═══ Stored data

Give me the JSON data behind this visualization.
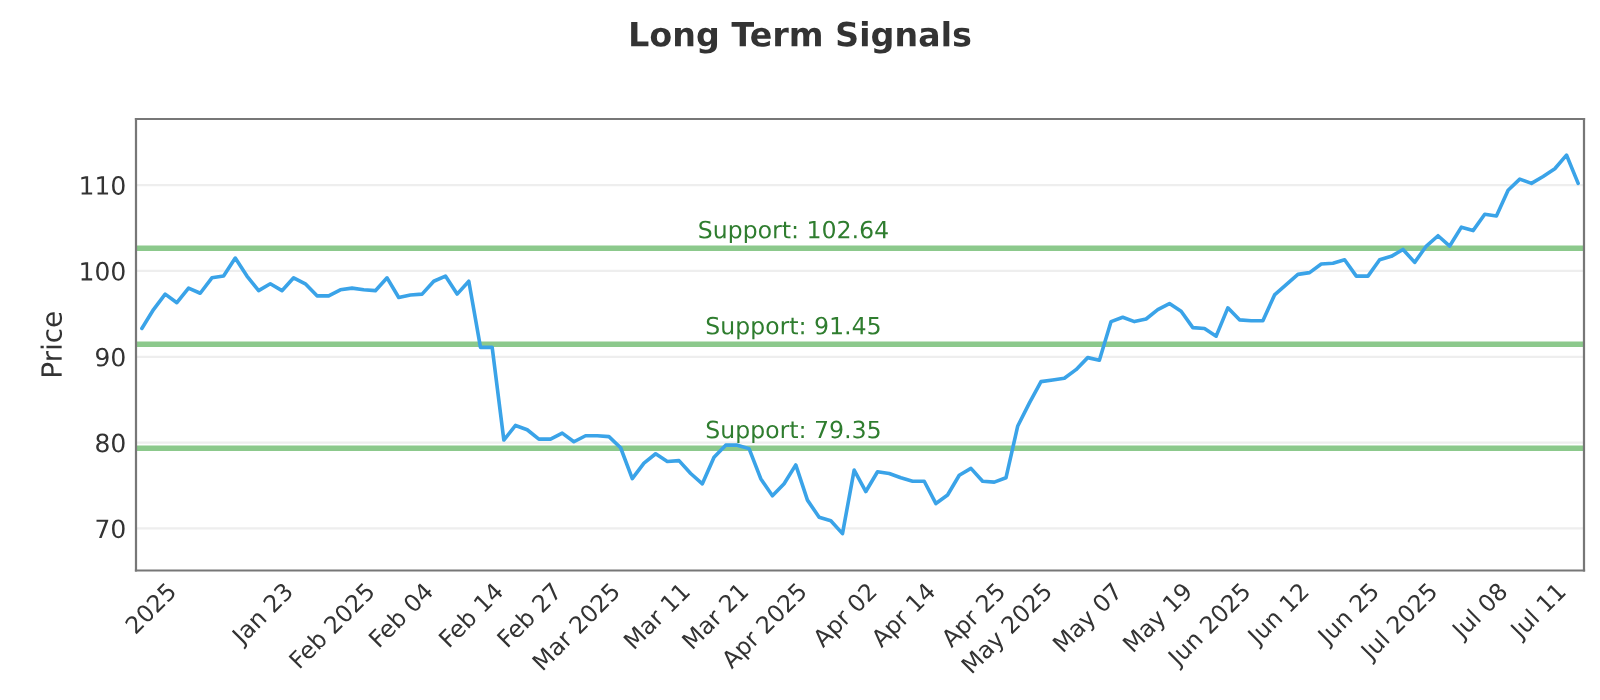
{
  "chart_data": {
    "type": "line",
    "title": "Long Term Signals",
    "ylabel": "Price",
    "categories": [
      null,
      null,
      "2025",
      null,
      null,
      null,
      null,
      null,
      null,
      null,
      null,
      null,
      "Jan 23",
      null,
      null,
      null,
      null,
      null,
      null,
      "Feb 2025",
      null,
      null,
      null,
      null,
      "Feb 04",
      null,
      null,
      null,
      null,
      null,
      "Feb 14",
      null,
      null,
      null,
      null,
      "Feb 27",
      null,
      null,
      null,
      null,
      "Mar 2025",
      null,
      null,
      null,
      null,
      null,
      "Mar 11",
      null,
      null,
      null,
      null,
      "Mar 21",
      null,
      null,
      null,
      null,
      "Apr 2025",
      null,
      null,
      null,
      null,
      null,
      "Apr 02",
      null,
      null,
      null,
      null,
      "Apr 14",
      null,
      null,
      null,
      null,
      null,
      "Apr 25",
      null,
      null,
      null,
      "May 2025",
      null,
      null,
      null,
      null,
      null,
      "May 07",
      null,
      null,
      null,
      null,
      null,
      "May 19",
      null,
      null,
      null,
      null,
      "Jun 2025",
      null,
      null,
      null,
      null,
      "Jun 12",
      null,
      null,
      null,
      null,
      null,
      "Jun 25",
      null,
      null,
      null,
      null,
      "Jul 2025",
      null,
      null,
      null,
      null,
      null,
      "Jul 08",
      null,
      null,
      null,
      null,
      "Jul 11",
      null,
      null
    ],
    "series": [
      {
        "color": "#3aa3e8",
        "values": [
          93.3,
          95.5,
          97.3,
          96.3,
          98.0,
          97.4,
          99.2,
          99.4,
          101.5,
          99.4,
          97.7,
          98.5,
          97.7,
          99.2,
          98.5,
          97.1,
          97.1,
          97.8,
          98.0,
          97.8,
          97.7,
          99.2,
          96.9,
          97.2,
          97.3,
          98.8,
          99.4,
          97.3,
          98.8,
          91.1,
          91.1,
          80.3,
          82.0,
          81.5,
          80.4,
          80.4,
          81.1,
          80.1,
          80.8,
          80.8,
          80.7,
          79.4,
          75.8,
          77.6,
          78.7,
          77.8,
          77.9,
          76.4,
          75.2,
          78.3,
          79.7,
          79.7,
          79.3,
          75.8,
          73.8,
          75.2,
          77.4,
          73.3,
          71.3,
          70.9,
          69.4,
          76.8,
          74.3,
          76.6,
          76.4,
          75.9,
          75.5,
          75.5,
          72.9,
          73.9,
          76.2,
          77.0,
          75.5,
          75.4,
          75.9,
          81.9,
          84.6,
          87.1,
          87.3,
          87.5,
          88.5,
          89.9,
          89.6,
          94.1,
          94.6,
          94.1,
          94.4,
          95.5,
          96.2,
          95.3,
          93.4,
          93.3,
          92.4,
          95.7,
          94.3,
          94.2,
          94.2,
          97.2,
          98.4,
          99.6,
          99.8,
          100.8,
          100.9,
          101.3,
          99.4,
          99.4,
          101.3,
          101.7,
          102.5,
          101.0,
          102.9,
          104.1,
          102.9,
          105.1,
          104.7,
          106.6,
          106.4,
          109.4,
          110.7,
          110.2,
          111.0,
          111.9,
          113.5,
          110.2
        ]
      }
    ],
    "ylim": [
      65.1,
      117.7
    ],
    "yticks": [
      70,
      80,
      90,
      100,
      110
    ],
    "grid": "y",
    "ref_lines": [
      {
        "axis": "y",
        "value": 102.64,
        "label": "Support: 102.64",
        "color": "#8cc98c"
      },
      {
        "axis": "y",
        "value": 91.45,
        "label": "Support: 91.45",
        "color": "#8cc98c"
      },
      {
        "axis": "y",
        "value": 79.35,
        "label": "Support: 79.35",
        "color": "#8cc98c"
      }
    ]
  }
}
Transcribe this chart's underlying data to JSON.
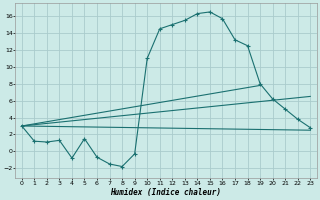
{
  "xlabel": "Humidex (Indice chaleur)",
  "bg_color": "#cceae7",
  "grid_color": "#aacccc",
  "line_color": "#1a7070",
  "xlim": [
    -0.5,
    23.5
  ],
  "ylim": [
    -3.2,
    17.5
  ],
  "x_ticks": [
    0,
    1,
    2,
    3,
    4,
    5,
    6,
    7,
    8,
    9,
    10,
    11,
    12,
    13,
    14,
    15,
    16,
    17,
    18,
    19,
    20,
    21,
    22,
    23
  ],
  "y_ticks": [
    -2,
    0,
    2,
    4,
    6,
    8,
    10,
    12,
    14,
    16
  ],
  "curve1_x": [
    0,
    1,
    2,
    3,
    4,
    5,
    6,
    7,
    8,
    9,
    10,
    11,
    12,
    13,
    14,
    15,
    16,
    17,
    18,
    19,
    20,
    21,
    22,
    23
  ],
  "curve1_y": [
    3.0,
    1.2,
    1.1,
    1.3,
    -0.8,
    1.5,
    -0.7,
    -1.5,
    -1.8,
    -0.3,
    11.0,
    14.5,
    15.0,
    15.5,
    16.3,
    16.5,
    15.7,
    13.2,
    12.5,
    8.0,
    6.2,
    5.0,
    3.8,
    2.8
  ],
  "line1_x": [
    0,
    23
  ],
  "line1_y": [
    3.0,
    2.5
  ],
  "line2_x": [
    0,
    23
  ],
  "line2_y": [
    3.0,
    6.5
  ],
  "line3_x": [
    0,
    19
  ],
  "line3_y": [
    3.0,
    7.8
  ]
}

══════

**Short task**
Omit the pictures and give the material again, exactly and in full.

**Answer**
Give me the JSON data behind this visualization.
{
  "chart_data": {
    "type": "line",
    "title": "Long Term Signals",
    "ylabel": "Price",
    "categories": [
      null,
      null,
      "2025",
      null,
      null,
      null,
      null,
      null,
      null,
      null,
      null,
      null,
      "Jan 23",
      null,
      null,
      null,
      null,
      null,
      null,
      "Feb 2025",
      null,
      null,
      null,
      null,
      "Feb 04",
      null,
      null,
      null,
      null,
      null,
      "Feb 14",
      null,
      null,
      null,
      null,
      "Feb 27",
      null,
      null,
      null,
      null,
      "Mar 2025",
      null,
      null,
      null,
      null,
      null,
      "Mar 11",
      null,
      null,
      null,
      null,
      "Mar 21",
      null,
      null,
      null,
      null,
      "Apr 2025",
      null,
      null,
      null,
      null,
      null,
      "Apr 02",
      null,
      null,
      null,
      null,
      "Apr 14",
      null,
      null,
      null,
      null,
      null,
      "Apr 25",
      null,
      null,
      null,
      "May 2025",
      null,
      null,
      null,
      null,
      null,
      "May 07",
      null,
      null,
      null,
      null,
      null,
      "May 19",
      null,
      null,
      null,
      null,
      "Jun 2025",
      null,
      null,
      null,
      null,
      "Jun 12",
      null,
      null,
      null,
      null,
      null,
      "Jun 25",
      null,
      null,
      null,
      null,
      "Jul 2025",
      null,
      null,
      null,
      null,
      null,
      "Jul 08",
      null,
      null,
      null,
      null,
      "Jul 11",
      null,
      null
    ],
    "series": [
      {
        "color": "#3aa3e8",
        "values": [
          93.3,
          95.5,
          97.3,
          96.3,
          98.0,
          97.4,
          99.2,
          99.4,
          101.5,
          99.4,
          97.7,
          98.5,
          97.7,
          99.2,
          98.5,
          97.1,
          97.1,
          97.8,
          98.0,
          97.8,
          97.7,
          99.2,
          96.9,
          97.2,
          97.3,
          98.8,
          99.4,
          97.3,
          98.8,
          91.1,
          91.1,
          80.3,
          82.0,
          81.5,
          80.4,
          80.4,
          81.1,
          80.1,
          80.8,
          80.8,
          80.7,
          79.4,
          75.8,
          77.6,
          78.7,
          77.8,
          77.9,
          76.4,
          75.2,
          78.3,
          79.7,
          79.7,
          79.3,
          75.8,
          73.8,
          75.2,
          77.4,
          73.3,
          71.3,
          70.9,
          69.4,
          76.8,
          74.3,
          76.6,
          76.4,
          75.9,
          75.5,
          75.5,
          72.9,
          73.9,
          76.2,
          77.0,
          75.5,
          75.4,
          75.9,
          81.9,
          84.6,
          87.1,
          87.3,
          87.5,
          88.5,
          89.9,
          89.6,
          94.1,
          94.6,
          94.1,
          94.4,
          95.5,
          96.2,
          95.3,
          93.4,
          93.3,
          92.4,
          95.7,
          94.3,
          94.2,
          94.2,
          97.2,
          98.4,
          99.6,
          99.8,
          100.8,
          100.9,
          101.3,
          99.4,
          99.4,
          101.3,
          101.7,
          102.5,
          101.0,
          102.9,
          104.1,
          102.9,
          105.1,
          104.7,
          106.6,
          106.4,
          109.4,
          110.7,
          110.2,
          111.0,
          111.9,
          113.5,
          110.2
        ]
      }
    ],
    "ylim": [
      65.1,
      117.7
    ],
    "yticks": [
      70,
      80,
      90,
      100,
      110
    ],
    "grid": "y",
    "ref_lines": [
      {
        "axis": "y",
        "value": 102.64,
        "label": "Support: 102.64",
        "color": "#8cc98c"
      },
      {
        "axis": "y",
        "value": 91.45,
        "label": "Support: 91.45",
        "color": "#8cc98c"
      },
      {
        "axis": "y",
        "value": 79.35,
        "label": "Support: 79.35",
        "color": "#8cc98c"
      }
    ]
  }
}
Transcribe this chart's underlying data to JSON.
{
  "xlabel": "Humidex (Indice chaleur)",
  "bg_color": "#cceae7",
  "grid_color": "#aacccc",
  "line_color": "#1a7070",
  "xlim": [
    -0.5,
    23.5
  ],
  "ylim": [
    -3.2,
    17.5
  ],
  "x_ticks": [
    0,
    1,
    2,
    3,
    4,
    5,
    6,
    7,
    8,
    9,
    10,
    11,
    12,
    13,
    14,
    15,
    16,
    17,
    18,
    19,
    20,
    21,
    22,
    23
  ],
  "y_ticks": [
    -2,
    0,
    2,
    4,
    6,
    8,
    10,
    12,
    14,
    16
  ],
  "curve1_x": [
    0,
    1,
    2,
    3,
    4,
    5,
    6,
    7,
    8,
    9,
    10,
    11,
    12,
    13,
    14,
    15,
    16,
    17,
    18,
    19,
    20,
    21,
    22,
    23
  ],
  "curve1_y": [
    3.0,
    1.2,
    1.1,
    1.3,
    -0.8,
    1.5,
    -0.7,
    -1.5,
    -1.8,
    -0.3,
    11.0,
    14.5,
    15.0,
    15.5,
    16.3,
    16.5,
    15.7,
    13.2,
    12.5,
    8.0,
    6.2,
    5.0,
    3.8,
    2.8
  ],
  "line1_x": [
    0,
    23
  ],
  "line1_y": [
    3.0,
    2.5
  ],
  "line2_x": [
    0,
    23
  ],
  "line2_y": [
    3.0,
    6.5
  ],
  "line3_x": [
    0,
    19
  ],
  "line3_y": [
    3.0,
    7.8
  ]
}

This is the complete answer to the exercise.